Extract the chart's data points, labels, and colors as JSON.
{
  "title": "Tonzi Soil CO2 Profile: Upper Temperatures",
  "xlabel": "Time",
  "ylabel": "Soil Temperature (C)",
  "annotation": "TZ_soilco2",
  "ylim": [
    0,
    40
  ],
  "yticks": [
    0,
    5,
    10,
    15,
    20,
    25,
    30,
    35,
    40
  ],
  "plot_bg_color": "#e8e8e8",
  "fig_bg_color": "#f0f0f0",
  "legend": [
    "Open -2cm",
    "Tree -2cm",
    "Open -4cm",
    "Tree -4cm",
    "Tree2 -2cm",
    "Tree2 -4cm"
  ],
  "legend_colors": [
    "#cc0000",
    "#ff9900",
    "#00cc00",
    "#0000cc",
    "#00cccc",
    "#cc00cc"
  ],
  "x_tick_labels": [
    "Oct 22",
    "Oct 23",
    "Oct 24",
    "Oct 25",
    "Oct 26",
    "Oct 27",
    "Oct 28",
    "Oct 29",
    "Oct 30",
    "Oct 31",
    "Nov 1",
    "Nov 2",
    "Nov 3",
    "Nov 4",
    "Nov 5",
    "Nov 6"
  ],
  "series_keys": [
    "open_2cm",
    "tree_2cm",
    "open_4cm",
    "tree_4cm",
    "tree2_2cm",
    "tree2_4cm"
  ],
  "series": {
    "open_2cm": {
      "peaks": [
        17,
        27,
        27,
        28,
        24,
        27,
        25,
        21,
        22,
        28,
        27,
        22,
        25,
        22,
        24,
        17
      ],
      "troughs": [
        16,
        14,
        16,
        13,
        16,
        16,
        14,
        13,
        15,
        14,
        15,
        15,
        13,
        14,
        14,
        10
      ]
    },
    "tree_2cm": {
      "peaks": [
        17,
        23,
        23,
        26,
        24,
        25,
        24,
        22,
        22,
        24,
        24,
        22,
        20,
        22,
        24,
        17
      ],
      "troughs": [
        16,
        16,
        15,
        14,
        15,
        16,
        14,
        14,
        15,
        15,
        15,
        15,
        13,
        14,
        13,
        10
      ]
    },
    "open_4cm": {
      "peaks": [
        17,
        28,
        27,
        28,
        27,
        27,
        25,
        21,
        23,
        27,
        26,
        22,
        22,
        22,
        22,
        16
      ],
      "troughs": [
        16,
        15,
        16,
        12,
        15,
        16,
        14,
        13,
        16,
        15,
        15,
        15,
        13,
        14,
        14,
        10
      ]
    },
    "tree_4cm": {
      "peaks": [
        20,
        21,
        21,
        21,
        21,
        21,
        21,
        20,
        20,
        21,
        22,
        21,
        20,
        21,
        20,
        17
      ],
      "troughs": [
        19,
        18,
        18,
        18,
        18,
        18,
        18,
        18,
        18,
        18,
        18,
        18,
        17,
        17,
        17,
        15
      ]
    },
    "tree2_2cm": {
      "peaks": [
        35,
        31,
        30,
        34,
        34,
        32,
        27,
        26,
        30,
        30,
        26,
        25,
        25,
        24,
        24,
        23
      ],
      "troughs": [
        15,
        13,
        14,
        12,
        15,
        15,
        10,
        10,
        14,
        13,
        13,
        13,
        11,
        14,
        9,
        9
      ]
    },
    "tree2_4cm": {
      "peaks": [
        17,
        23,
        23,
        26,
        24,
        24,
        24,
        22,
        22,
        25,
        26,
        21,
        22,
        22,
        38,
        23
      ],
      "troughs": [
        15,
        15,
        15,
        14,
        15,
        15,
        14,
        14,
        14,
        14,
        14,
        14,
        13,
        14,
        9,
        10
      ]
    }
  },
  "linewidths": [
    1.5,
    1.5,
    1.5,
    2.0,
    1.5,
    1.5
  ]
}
= = = =
* [Stated exercise] Restate each entry exactly, skipping none.

* [Written answer]
Extract the chart's data points, labels, and colors as JSON.
{
  "title": "Tonzi Soil CO2 Profile: Upper Temperatures",
  "xlabel": "Time",
  "ylabel": "Soil Temperature (C)",
  "annotation": "TZ_soilco2",
  "ylim": [
    0,
    40
  ],
  "yticks": [
    0,
    5,
    10,
    15,
    20,
    25,
    30,
    35,
    40
  ],
  "plot_bg_color": "#e8e8e8",
  "fig_bg_color": "#f0f0f0",
  "legend": [
    "Open -2cm",
    "Tree -2cm",
    "Open -4cm",
    "Tree -4cm",
    "Tree2 -2cm",
    "Tree2 -4cm"
  ],
  "legend_colors": [
    "#cc0000",
    "#ff9900",
    "#00cc00",
    "#0000cc",
    "#00cccc",
    "#cc00cc"
  ],
  "x_tick_labels": [
    "Oct 22",
    "Oct 23",
    "Oct 24",
    "Oct 25",
    "Oct 26",
    "Oct 27",
    "Oct 28",
    "Oct 29",
    "Oct 30",
    "Oct 31",
    "Nov 1",
    "Nov 2",
    "Nov 3",
    "Nov 4",
    "Nov 5",
    "Nov 6"
  ],
  "series_keys": [
    "open_2cm",
    "tree_2cm",
    "open_4cm",
    "tree_4cm",
    "tree2_2cm",
    "tree2_4cm"
  ],
  "series": {
    "open_2cm": {
      "peaks": [
        17,
        27,
        27,
        28,
        24,
        27,
        25,
        21,
        22,
        28,
        27,
        22,
        25,
        22,
        24,
        17
      ],
      "troughs": [
        16,
        14,
        16,
        13,
        16,
        16,
        14,
        13,
        15,
        14,
        15,
        15,
        13,
        14,
        14,
        10
      ]
    },
    "tree_2cm": {
      "peaks": [
        17,
        23,
        23,
        26,
        24,
        25,
        24,
        22,
        22,
        24,
        24,
        22,
        20,
        22,
        24,
        17
      ],
      "troughs": [
        16,
        16,
        15,
        14,
        15,
        16,
        14,
        14,
        15,
        15,
        15,
        15,
        13,
        14,
        13,
        10
      ]
    },
    "open_4cm": {
      "peaks": [
        17,
        28,
        27,
        28,
        27,
        27,
        25,
        21,
        23,
        27,
        26,
        22,
        22,
        22,
        22,
        16
      ],
      "troughs": [
        16,
        15,
        16,
        12,
        15,
        16,
        14,
        13,
        16,
        15,
        15,
        15,
        13,
        14,
        14,
        10
      ]
    },
    "tree_4cm": {
      "peaks": [
        20,
        21,
        21,
        21,
        21,
        21,
        21,
        20,
        20,
        21,
        22,
        21,
        20,
        21,
        20,
        17
      ],
      "troughs": [
        19,
        18,
        18,
        18,
        18,
        18,
        18,
        18,
        18,
        18,
        18,
        18,
        17,
        17,
        17,
        15
      ]
    },
    "tree2_2cm": {
      "peaks": [
        35,
        31,
        30,
        34,
        34,
        32,
        27,
        26,
        30,
        30,
        26,
        25,
        25,
        24,
        24,
        23
      ],
      "troughs": [
        15,
        13,
        14,
        12,
        15,
        15,
        10,
        10,
        14,
        13,
        13,
        13,
        11,
        14,
        9,
        9
      ]
    },
    "tree2_4cm": {
      "peaks": [
        17,
        23,
        23,
        26,
        24,
        24,
        24,
        22,
        22,
        25,
        26,
        21,
        22,
        22,
        38,
        23
      ],
      "troughs": [
        15,
        15,
        15,
        14,
        15,
        15,
        14,
        14,
        14,
        14,
        14,
        14,
        13,
        14,
        9,
        10
      ]
    }
  },
  "linewidths": [
    1.5,
    1.5,
    1.5,
    2.0,
    1.5,
    1.5
  ]
}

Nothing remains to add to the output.